Your task = From the listing below, pull each line that includes "Updated".

Material to process =

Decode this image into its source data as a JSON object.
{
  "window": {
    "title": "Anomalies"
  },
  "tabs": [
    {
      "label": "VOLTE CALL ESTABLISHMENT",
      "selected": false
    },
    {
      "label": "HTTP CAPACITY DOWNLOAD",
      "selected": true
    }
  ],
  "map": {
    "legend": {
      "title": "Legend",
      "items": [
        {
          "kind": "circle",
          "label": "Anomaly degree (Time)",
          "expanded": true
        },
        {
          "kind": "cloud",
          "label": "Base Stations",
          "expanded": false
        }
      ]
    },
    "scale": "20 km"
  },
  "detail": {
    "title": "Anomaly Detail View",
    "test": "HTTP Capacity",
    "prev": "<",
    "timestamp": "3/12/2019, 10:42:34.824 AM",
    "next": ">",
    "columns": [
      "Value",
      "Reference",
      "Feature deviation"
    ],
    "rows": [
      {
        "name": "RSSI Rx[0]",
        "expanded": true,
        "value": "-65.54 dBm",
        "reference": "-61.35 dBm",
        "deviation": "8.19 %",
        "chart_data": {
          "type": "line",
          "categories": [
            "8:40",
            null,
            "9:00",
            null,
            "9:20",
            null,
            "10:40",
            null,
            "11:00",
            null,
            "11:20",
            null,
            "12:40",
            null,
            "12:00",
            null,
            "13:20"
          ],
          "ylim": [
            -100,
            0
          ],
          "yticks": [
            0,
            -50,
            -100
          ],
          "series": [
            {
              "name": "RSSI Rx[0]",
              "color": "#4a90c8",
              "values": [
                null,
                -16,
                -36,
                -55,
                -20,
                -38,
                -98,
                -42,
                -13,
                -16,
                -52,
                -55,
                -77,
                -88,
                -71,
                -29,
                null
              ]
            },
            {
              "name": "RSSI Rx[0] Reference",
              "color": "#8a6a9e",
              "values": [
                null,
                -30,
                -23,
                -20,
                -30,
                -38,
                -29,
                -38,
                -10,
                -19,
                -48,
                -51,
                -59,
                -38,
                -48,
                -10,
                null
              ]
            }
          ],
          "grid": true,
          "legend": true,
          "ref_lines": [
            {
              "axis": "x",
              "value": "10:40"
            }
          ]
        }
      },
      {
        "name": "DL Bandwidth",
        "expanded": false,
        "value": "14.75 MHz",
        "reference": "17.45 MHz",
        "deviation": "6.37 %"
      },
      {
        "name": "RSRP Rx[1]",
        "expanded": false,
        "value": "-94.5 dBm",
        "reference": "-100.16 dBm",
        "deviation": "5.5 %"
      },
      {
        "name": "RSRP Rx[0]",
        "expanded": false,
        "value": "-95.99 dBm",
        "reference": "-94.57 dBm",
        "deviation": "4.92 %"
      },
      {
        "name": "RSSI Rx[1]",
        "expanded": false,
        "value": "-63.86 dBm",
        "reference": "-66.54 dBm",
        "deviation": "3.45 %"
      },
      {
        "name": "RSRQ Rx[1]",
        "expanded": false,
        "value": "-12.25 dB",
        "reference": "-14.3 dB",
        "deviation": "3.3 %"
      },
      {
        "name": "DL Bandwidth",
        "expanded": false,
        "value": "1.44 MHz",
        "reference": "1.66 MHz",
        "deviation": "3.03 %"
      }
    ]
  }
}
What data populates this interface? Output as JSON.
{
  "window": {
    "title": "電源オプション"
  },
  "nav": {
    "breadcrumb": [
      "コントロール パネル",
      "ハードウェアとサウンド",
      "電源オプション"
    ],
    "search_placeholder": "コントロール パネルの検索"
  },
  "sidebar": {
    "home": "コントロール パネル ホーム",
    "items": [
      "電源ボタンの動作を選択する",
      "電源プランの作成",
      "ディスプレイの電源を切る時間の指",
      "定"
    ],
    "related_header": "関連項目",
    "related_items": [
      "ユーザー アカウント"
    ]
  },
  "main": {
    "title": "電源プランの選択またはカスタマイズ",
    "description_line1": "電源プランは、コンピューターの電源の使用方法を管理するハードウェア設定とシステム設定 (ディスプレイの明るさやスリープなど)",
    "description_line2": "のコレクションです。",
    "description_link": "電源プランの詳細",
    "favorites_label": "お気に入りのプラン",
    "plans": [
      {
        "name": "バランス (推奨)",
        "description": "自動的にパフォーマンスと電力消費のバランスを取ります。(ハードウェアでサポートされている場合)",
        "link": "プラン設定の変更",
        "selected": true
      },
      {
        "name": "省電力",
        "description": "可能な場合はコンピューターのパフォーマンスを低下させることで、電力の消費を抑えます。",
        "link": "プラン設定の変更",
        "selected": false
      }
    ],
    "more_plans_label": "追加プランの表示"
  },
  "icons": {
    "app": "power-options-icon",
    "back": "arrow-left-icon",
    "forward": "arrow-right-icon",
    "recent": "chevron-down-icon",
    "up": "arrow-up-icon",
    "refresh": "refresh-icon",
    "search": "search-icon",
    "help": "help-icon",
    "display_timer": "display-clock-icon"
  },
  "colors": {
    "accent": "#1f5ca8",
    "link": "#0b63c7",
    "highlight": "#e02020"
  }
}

---

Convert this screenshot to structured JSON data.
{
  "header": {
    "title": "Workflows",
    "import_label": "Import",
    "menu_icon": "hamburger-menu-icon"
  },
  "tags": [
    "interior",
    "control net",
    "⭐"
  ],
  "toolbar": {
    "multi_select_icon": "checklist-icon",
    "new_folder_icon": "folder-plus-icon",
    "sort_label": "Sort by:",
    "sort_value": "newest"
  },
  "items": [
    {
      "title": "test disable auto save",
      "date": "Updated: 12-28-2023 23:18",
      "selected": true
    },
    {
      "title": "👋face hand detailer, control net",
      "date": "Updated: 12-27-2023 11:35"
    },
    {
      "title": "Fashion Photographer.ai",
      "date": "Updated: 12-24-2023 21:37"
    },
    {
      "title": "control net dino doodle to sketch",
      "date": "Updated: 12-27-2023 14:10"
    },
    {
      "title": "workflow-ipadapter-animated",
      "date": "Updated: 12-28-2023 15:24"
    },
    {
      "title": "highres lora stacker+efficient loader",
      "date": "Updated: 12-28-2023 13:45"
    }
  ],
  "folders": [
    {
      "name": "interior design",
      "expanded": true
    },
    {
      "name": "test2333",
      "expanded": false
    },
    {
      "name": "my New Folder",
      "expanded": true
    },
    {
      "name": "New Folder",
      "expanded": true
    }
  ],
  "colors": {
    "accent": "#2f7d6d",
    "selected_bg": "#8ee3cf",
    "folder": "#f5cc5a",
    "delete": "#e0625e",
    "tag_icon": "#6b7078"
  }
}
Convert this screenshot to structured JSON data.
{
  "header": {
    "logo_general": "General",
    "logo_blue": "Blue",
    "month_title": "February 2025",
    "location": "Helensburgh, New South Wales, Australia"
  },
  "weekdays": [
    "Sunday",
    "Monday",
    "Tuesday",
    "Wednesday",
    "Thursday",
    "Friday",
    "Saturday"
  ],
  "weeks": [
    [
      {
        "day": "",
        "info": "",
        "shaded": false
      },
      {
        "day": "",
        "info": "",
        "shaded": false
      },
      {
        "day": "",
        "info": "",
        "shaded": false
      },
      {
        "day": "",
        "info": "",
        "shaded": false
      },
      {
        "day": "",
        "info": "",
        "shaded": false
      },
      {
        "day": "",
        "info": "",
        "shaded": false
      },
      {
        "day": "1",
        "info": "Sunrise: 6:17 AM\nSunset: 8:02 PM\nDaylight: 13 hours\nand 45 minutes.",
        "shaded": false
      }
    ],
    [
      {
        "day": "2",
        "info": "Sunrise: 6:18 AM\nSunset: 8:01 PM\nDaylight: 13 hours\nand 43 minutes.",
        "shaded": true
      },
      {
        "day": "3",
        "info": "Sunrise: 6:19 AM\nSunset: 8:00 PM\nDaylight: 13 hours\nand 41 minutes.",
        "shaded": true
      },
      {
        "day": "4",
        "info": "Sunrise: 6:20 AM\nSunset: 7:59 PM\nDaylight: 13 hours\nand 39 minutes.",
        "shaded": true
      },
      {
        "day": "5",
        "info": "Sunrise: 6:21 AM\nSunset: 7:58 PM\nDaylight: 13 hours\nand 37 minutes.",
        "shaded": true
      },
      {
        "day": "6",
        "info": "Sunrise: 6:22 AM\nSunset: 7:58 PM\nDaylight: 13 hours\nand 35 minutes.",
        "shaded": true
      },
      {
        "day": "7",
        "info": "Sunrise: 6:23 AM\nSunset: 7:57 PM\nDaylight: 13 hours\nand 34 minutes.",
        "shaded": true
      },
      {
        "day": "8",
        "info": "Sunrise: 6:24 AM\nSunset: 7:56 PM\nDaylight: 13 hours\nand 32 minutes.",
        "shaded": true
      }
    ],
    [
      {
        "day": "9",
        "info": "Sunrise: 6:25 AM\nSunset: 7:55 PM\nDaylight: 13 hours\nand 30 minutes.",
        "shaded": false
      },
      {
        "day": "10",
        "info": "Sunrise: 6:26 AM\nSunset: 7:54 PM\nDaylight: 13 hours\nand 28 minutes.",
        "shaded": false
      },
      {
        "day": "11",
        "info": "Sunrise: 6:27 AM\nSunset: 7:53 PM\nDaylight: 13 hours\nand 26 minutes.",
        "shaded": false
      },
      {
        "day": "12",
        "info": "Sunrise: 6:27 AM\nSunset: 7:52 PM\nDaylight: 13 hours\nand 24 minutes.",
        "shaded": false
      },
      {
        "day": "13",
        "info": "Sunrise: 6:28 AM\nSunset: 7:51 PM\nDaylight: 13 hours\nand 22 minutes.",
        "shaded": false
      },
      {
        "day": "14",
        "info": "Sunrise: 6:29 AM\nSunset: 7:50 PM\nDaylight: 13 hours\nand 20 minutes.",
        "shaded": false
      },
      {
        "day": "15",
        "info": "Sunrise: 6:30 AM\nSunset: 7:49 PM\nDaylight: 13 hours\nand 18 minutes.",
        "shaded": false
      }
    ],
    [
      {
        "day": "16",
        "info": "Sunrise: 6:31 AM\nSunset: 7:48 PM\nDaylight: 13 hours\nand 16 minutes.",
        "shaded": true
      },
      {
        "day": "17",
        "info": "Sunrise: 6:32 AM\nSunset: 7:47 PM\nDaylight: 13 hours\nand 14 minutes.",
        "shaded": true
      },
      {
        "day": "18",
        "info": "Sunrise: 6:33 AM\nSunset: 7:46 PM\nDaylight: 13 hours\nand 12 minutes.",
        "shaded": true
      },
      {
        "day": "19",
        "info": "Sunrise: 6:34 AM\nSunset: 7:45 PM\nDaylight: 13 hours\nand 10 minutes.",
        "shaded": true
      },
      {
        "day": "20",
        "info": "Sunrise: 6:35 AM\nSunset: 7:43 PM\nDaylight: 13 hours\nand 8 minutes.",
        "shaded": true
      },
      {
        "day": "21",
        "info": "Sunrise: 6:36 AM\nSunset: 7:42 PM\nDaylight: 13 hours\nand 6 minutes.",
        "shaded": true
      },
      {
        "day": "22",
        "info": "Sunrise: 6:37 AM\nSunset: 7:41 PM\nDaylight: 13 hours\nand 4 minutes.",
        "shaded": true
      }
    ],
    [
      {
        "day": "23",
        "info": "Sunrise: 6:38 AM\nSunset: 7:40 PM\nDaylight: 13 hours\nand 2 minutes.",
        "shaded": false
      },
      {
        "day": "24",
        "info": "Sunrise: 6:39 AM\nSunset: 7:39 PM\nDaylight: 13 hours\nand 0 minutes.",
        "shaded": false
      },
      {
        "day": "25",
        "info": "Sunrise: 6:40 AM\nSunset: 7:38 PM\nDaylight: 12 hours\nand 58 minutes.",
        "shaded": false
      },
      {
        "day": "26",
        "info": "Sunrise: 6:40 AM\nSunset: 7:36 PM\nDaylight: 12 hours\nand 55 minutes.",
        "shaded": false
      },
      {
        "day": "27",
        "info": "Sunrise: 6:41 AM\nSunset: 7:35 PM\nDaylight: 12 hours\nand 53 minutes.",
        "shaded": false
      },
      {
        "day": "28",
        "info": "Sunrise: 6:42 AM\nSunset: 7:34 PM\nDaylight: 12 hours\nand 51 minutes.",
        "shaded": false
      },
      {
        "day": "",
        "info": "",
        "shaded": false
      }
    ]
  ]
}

---

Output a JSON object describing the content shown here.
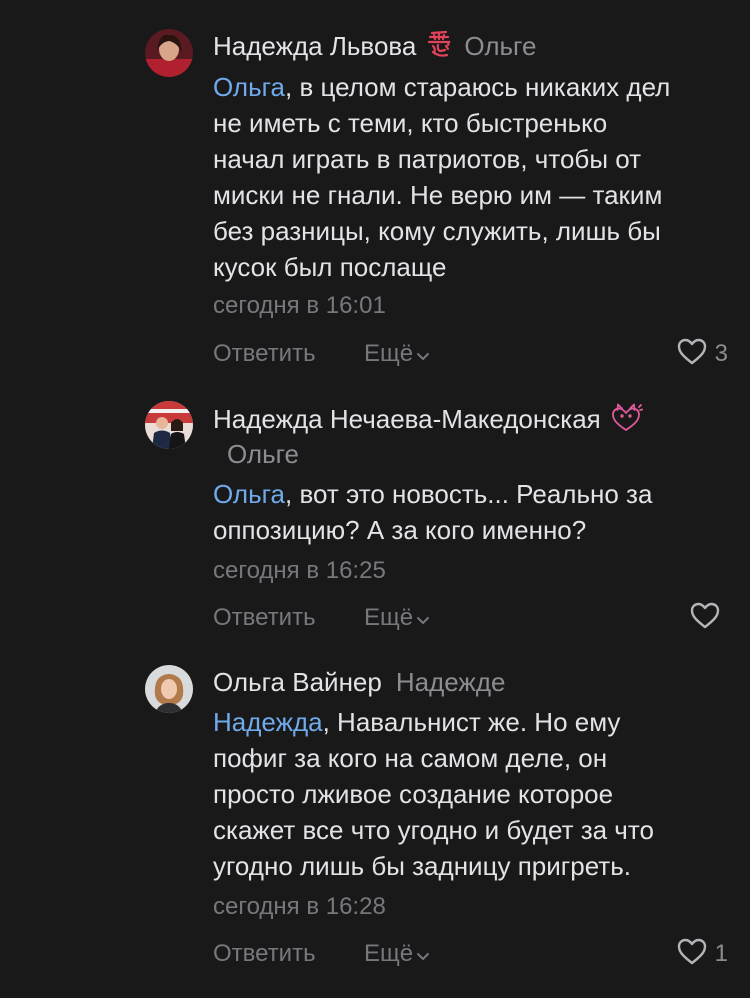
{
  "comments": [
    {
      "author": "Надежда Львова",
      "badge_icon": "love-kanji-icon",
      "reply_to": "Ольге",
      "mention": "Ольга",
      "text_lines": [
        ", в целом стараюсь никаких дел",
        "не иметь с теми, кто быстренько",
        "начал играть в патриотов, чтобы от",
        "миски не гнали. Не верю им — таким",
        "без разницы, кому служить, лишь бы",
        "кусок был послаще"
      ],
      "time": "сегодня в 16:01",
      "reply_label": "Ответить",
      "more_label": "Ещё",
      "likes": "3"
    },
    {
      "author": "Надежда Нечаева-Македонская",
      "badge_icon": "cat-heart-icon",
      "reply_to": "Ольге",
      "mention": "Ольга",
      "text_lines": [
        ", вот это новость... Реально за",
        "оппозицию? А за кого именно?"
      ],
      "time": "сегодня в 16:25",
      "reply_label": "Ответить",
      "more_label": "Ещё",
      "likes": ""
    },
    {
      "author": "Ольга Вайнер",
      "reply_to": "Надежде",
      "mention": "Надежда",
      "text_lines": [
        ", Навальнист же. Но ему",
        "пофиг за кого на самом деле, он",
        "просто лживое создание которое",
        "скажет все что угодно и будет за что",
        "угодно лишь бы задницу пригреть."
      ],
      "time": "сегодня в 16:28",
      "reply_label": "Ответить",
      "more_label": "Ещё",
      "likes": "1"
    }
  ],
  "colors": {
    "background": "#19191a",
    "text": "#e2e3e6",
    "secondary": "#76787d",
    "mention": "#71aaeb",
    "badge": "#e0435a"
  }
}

Solved exercise =
      "date": "Updated: 12-28-2023 23:18",
      "date": "Updated: 12-27-2023 11:35"
      "date": "Updated: 12-24-2023 21:37"
      "date": "Updated: 12-27-2023 14:10"
      "date": "Updated: 12-28-2023 15:24"
      "date": "Updated: 12-28-2023 13:45"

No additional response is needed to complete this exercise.